THE TASK:
Go through the records below line by line, counting those that contain the word "Refrain"; answer with the count only.

******

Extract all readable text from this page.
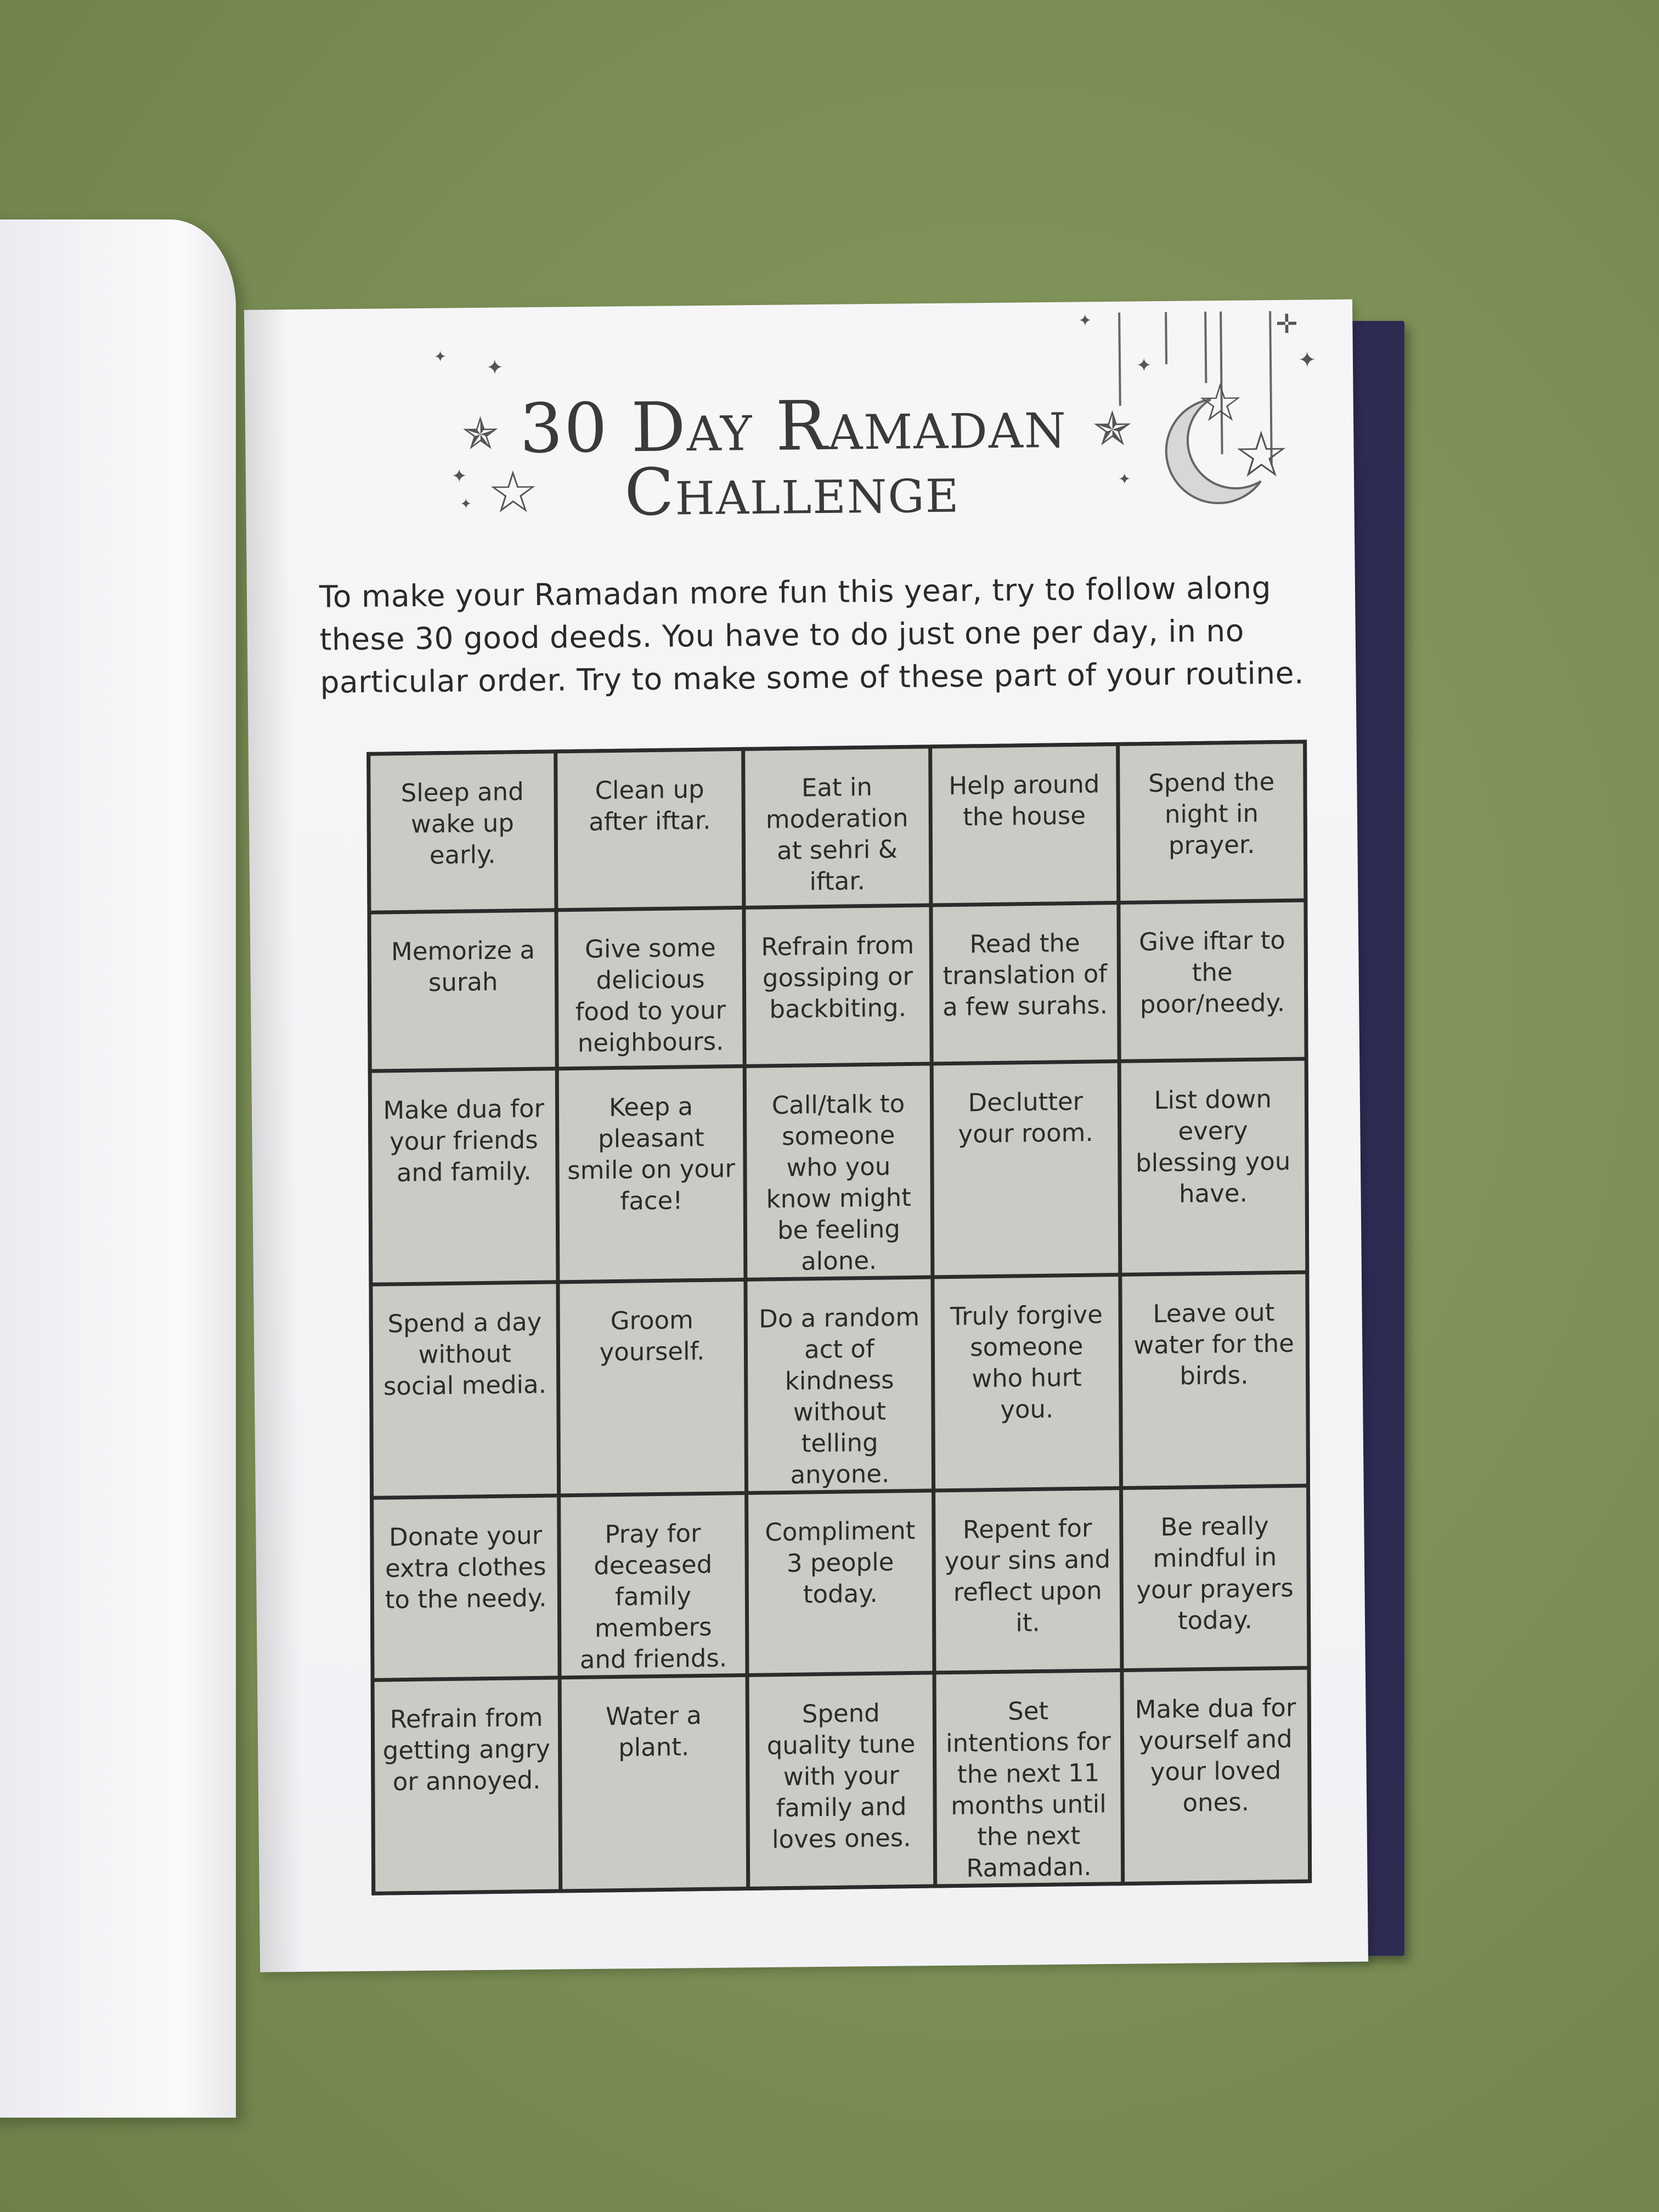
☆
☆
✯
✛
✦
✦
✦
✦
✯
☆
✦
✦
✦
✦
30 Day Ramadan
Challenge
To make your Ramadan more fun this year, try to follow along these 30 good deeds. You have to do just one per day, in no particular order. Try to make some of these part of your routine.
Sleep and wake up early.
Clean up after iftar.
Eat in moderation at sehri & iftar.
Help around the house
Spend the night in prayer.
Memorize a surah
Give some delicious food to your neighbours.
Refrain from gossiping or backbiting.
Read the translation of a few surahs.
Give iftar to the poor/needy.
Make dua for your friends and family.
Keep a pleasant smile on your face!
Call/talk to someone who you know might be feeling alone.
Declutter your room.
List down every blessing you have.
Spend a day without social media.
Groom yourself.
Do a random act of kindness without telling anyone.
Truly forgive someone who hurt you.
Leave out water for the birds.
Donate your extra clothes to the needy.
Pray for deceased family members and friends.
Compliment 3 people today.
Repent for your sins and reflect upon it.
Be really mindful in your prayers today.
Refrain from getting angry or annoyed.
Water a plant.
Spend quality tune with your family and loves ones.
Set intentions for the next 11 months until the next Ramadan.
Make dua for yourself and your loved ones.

******

THE SOLUTION:
2